Your instructions:
Reproduce each line bearing the word "tablename".

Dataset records
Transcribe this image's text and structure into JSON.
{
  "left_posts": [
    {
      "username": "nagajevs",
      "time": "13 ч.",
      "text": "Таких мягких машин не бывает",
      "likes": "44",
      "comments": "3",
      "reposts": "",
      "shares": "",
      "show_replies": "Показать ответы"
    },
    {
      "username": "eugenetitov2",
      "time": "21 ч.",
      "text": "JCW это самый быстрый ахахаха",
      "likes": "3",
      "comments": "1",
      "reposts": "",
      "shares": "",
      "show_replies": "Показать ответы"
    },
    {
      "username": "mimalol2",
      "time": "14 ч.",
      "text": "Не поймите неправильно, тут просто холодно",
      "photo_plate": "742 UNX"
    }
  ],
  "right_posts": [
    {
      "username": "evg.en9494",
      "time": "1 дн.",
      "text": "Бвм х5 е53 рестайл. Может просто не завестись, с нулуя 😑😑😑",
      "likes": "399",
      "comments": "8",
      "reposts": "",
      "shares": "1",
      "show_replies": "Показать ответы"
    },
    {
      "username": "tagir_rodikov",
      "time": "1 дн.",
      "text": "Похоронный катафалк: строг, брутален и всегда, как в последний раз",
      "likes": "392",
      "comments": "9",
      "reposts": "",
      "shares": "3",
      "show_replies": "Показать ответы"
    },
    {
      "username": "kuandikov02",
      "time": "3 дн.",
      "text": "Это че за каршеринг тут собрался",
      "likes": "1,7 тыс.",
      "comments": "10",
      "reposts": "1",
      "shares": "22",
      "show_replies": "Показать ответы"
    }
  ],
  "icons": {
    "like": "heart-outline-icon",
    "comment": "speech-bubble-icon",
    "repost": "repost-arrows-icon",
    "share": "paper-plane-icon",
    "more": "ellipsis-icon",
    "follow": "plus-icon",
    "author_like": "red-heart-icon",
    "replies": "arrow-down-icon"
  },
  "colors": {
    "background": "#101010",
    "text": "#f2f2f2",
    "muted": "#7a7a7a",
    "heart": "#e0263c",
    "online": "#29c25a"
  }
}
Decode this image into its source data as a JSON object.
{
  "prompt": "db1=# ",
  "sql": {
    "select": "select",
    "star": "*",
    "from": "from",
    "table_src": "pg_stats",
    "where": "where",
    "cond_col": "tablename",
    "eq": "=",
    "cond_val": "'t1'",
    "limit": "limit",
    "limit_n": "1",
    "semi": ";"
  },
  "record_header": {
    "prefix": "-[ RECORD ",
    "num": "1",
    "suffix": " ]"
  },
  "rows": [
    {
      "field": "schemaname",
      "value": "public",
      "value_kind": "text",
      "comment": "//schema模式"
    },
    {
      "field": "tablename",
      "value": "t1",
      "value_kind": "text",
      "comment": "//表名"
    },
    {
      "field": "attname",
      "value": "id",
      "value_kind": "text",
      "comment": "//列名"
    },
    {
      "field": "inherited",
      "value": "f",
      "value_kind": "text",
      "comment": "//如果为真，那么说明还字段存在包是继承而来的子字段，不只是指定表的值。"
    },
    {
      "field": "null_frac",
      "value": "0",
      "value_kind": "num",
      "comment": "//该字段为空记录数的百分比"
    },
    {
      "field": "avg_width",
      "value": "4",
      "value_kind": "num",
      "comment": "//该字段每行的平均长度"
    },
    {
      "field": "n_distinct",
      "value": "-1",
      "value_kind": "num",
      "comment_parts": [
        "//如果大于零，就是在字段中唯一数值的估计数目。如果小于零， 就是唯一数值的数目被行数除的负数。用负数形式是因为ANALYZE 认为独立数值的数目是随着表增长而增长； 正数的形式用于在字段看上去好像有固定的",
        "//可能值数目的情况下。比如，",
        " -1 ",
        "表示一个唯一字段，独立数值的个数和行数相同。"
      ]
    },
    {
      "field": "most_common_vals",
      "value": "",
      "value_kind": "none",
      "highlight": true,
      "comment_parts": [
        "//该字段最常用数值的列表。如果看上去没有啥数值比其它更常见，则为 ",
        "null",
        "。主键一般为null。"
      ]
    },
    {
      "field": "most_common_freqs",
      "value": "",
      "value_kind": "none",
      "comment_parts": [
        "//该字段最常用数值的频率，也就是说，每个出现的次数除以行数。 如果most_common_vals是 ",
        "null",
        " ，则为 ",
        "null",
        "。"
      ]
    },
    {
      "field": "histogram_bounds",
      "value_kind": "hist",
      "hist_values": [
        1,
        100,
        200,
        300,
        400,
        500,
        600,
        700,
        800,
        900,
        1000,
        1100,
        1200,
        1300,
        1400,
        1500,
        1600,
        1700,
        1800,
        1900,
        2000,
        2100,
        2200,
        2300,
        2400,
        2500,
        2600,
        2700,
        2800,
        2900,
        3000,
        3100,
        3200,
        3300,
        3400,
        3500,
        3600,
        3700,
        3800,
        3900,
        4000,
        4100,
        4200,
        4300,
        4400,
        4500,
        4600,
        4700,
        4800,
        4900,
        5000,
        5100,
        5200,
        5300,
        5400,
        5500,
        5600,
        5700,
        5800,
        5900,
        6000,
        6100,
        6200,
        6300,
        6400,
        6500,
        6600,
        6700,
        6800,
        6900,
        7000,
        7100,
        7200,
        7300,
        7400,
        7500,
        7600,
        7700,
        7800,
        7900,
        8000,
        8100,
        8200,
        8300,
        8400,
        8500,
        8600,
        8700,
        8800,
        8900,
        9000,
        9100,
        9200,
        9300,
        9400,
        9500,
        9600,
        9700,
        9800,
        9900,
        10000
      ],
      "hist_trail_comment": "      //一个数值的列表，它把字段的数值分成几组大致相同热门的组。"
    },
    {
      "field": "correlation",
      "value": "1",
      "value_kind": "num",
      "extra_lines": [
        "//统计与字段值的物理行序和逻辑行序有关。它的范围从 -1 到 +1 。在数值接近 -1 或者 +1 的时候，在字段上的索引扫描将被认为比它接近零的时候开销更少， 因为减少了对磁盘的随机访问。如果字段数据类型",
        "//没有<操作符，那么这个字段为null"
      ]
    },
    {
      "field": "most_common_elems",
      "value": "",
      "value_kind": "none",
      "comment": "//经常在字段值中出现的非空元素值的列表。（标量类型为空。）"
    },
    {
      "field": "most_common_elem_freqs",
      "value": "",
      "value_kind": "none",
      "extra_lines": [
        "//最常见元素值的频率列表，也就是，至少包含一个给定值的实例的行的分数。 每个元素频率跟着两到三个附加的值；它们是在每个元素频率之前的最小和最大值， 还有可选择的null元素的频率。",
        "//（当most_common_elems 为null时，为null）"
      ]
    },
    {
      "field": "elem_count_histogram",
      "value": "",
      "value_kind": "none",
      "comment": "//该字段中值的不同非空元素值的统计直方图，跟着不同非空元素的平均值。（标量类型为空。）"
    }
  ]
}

---

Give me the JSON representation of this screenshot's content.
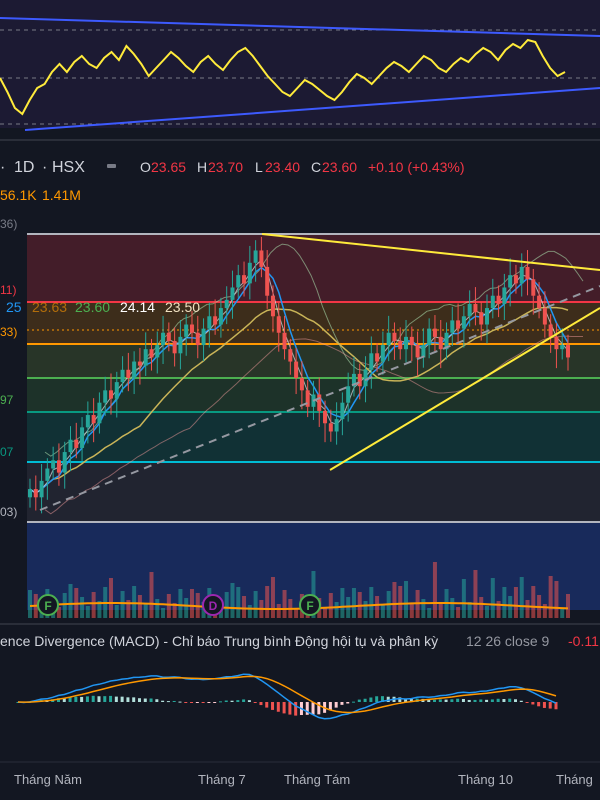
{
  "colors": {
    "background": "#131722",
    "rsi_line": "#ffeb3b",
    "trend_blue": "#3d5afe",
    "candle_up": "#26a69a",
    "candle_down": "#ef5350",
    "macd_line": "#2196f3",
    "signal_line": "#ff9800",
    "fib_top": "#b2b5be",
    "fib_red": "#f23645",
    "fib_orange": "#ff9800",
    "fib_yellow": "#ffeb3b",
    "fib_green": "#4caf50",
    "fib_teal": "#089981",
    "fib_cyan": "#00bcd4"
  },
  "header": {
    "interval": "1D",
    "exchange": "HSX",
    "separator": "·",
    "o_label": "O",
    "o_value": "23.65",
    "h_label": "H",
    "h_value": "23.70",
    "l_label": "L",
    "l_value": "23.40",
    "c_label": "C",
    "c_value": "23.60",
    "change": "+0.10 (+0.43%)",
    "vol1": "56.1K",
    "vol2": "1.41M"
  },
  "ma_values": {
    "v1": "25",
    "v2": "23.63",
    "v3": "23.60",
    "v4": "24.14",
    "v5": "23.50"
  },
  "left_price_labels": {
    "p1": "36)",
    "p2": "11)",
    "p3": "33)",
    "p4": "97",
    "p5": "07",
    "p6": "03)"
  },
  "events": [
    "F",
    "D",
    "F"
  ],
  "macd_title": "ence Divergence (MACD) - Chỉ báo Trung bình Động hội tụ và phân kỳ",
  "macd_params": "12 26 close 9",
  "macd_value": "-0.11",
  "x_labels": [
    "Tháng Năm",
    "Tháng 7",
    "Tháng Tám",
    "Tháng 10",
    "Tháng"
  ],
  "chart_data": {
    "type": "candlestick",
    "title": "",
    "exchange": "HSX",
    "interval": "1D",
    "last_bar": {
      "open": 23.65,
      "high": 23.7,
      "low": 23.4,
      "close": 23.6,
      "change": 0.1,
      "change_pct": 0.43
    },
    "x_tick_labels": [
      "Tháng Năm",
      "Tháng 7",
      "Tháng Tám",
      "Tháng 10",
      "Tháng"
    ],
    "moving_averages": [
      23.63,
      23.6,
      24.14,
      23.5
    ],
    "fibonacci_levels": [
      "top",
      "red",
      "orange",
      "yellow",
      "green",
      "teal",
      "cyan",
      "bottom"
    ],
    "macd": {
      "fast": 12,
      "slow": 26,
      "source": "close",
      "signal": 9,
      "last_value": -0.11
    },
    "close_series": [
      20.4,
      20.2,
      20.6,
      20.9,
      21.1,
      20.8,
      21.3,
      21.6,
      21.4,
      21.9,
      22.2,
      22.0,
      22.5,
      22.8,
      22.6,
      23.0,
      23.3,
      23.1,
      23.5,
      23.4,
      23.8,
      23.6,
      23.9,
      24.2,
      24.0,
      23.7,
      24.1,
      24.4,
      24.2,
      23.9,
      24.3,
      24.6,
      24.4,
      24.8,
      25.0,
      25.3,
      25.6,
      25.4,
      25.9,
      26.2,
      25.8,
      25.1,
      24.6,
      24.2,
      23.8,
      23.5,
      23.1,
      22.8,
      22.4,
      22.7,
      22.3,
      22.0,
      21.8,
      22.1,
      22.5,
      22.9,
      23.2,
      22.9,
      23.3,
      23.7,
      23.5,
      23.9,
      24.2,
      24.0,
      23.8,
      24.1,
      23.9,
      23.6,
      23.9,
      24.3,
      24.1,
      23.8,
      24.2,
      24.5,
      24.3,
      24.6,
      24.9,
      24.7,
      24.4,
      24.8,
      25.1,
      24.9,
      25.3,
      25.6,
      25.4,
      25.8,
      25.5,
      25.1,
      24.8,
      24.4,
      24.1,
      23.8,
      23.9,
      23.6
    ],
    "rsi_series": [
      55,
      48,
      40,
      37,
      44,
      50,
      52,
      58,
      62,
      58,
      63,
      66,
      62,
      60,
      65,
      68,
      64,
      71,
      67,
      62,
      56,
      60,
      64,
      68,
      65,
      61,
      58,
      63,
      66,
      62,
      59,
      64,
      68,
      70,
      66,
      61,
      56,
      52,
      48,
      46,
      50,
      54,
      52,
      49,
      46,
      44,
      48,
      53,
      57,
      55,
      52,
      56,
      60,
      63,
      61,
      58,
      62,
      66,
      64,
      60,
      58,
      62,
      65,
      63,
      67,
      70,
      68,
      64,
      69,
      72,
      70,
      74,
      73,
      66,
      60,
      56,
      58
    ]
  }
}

Answer to the exercise:
    "cond_col": "tablename",
      "field": "tablename",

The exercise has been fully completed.